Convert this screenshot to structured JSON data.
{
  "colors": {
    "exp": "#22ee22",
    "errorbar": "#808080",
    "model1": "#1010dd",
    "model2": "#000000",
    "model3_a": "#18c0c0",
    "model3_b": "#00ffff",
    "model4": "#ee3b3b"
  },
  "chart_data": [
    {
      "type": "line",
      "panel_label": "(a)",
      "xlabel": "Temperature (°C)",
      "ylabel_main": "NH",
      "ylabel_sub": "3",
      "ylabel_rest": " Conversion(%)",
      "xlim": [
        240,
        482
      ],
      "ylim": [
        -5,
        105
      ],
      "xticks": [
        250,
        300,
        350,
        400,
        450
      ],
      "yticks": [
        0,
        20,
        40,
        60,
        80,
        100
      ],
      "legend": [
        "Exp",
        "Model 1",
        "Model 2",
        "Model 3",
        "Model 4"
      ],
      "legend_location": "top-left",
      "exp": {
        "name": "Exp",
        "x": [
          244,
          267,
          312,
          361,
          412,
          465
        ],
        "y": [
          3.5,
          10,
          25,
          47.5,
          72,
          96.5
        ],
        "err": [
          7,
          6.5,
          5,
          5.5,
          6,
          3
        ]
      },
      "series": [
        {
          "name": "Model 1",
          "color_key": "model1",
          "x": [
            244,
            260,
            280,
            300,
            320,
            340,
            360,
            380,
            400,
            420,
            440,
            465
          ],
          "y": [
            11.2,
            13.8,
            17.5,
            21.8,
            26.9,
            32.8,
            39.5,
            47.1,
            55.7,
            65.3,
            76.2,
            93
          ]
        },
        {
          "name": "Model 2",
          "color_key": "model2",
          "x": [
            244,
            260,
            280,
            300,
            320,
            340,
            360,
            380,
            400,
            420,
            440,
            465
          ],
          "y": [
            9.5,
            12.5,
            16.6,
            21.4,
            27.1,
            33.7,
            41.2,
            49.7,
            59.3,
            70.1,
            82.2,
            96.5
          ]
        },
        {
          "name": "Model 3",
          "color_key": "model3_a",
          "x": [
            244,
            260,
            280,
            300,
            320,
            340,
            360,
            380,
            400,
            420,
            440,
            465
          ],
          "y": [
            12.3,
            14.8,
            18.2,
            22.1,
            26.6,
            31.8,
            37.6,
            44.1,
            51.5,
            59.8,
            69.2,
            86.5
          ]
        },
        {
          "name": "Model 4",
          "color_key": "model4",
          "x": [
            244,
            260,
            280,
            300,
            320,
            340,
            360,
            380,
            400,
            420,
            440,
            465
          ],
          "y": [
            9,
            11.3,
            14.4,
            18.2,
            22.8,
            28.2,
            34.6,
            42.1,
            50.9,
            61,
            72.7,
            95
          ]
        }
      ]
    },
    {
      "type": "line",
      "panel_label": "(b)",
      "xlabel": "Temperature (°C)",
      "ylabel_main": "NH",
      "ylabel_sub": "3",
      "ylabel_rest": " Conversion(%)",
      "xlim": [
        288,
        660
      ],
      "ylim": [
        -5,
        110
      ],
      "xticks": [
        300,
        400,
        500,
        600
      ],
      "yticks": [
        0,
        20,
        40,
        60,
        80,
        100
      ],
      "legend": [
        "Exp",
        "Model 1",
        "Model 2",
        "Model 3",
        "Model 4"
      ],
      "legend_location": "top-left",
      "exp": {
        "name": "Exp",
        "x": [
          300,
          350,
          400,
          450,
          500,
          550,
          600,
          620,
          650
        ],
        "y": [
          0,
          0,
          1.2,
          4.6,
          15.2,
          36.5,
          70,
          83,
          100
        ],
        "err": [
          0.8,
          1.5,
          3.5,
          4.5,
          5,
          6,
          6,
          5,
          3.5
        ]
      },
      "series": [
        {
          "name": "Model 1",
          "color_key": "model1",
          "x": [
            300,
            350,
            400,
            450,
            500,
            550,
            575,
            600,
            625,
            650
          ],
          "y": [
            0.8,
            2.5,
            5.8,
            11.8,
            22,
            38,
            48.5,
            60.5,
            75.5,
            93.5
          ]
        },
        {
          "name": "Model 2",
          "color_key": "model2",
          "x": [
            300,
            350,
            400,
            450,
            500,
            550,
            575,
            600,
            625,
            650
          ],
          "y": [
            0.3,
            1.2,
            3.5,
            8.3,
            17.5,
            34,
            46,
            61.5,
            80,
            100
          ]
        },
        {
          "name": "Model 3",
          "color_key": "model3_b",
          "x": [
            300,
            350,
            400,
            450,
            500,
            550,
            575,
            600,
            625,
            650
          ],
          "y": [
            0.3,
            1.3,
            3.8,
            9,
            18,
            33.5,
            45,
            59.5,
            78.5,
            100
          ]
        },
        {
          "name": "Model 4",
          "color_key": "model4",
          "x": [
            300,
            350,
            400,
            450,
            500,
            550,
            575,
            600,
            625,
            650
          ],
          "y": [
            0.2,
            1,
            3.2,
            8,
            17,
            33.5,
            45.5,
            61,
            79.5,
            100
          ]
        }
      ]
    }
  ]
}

********************

- **Exercise aim**
Please set down each line of the records exactly as given.

- **Finished task**
Convert this screenshot to structured JSON data.
{
  "colors": {
    "exp": "#22ee22",
    "errorbar": "#808080",
    "model1": "#1010dd",
    "model2": "#000000",
    "model3_a": "#18c0c0",
    "model3_b": "#00ffff",
    "model4": "#ee3b3b"
  },
  "chart_data": [
    {
      "type": "line",
      "panel_label": "(a)",
      "xlabel": "Temperature (°C)",
      "ylabel_main": "NH",
      "ylabel_sub": "3",
      "ylabel_rest": " Conversion(%)",
      "xlim": [
        240,
        482
      ],
      "ylim": [
        -5,
        105
      ],
      "xticks": [
        250,
        300,
        350,
        400,
        450
      ],
      "yticks": [
        0,
        20,
        40,
        60,
        80,
        100
      ],
      "legend": [
        "Exp",
        "Model 1",
        "Model 2",
        "Model 3",
        "Model 4"
      ],
      "legend_location": "top-left",
      "exp": {
        "name": "Exp",
        "x": [
          244,
          267,
          312,
          361,
          412,
          465
        ],
        "y": [
          3.5,
          10,
          25,
          47.5,
          72,
          96.5
        ],
        "err": [
          7,
          6.5,
          5,
          5.5,
          6,
          3
        ]
      },
      "series": [
        {
          "name": "Model 1",
          "color_key": "model1",
          "x": [
            244,
            260,
            280,
            300,
            320,
            340,
            360,
            380,
            400,
            420,
            440,
            465
          ],
          "y": [
            11.2,
            13.8,
            17.5,
            21.8,
            26.9,
            32.8,
            39.5,
            47.1,
            55.7,
            65.3,
            76.2,
            93
          ]
        },
        {
          "name": "Model 2",
          "color_key": "model2",
          "x": [
            244,
            260,
            280,
            300,
            320,
            340,
            360,
            380,
            400,
            420,
            440,
            465
          ],
          "y": [
            9.5,
            12.5,
            16.6,
            21.4,
            27.1,
            33.7,
            41.2,
            49.7,
            59.3,
            70.1,
            82.2,
            96.5
          ]
        },
        {
          "name": "Model 3",
          "color_key": "model3_a",
          "x": [
            244,
            260,
            280,
            300,
            320,
            340,
            360,
            380,
            400,
            420,
            440,
            465
          ],
          "y": [
            12.3,
            14.8,
            18.2,
            22.1,
            26.6,
            31.8,
            37.6,
            44.1,
            51.5,
            59.8,
            69.2,
            86.5
          ]
        },
        {
          "name": "Model 4",
          "color_key": "model4",
          "x": [
            244,
            260,
            280,
            300,
            320,
            340,
            360,
            380,
            400,
            420,
            440,
            465
          ],
          "y": [
            9,
            11.3,
            14.4,
            18.2,
            22.8,
            28.2,
            34.6,
            42.1,
            50.9,
            61,
            72.7,
            95
          ]
        }
      ]
    },
    {
      "type": "line",
      "panel_label": "(b)",
      "xlabel": "Temperature (°C)",
      "ylabel_main": "NH",
      "ylabel_sub": "3",
      "ylabel_rest": " Conversion(%)",
      "xlim": [
        288,
        660
      ],
      "ylim": [
        -5,
        110
      ],
      "xticks": [
        300,
        400,
        500,
        600
      ],
      "yticks": [
        0,
        20,
        40,
        60,
        80,
        100
      ],
      "legend": [
        "Exp",
        "Model 1",
        "Model 2",
        "Model 3",
        "Model 4"
      ],
      "legend_location": "top-left",
      "exp": {
        "name": "Exp",
        "x": [
          300,
          350,
          400,
          450,
          500,
          550,
          600,
          620,
          650
        ],
        "y": [
          0,
          0,
          1.2,
          4.6,
          15.2,
          36.5,
          70,
          83,
          100
        ],
        "err": [
          0.8,
          1.5,
          3.5,
          4.5,
          5,
          6,
          6,
          5,
          3.5
        ]
      },
      "series": [
        {
          "name": "Model 1",
          "color_key": "model1",
          "x": [
            300,
            350,
            400,
            450,
            500,
            550,
            575,
            600,
            625,
            650
          ],
          "y": [
            0.8,
            2.5,
            5.8,
            11.8,
            22,
            38,
            48.5,
            60.5,
            75.5,
            93.5
          ]
        },
        {
          "name": "Model 2",
          "color_key": "model2",
          "x": [
            300,
            350,
            400,
            450,
            500,
            550,
            575,
            600,
            625,
            650
          ],
          "y": [
            0.3,
            1.2,
            3.5,
            8.3,
            17.5,
            34,
            46,
            61.5,
            80,
            100
          ]
        },
        {
          "name": "Model 3",
          "color_key": "model3_b",
          "x": [
            300,
            350,
            400,
            450,
            500,
            550,
            575,
            600,
            625,
            650
          ],
          "y": [
            0.3,
            1.3,
            3.8,
            9,
            18,
            33.5,
            45,
            59.5,
            78.5,
            100
          ]
        },
        {
          "name": "Model 4",
          "color_key": "model4",
          "x": [
            300,
            350,
            400,
            450,
            500,
            550,
            575,
            600,
            625,
            650
          ],
          "y": [
            0.2,
            1,
            3.2,
            8,
            17,
            33.5,
            45.5,
            61,
            79.5,
            100
          ]
        }
      ]
    }
  ]
}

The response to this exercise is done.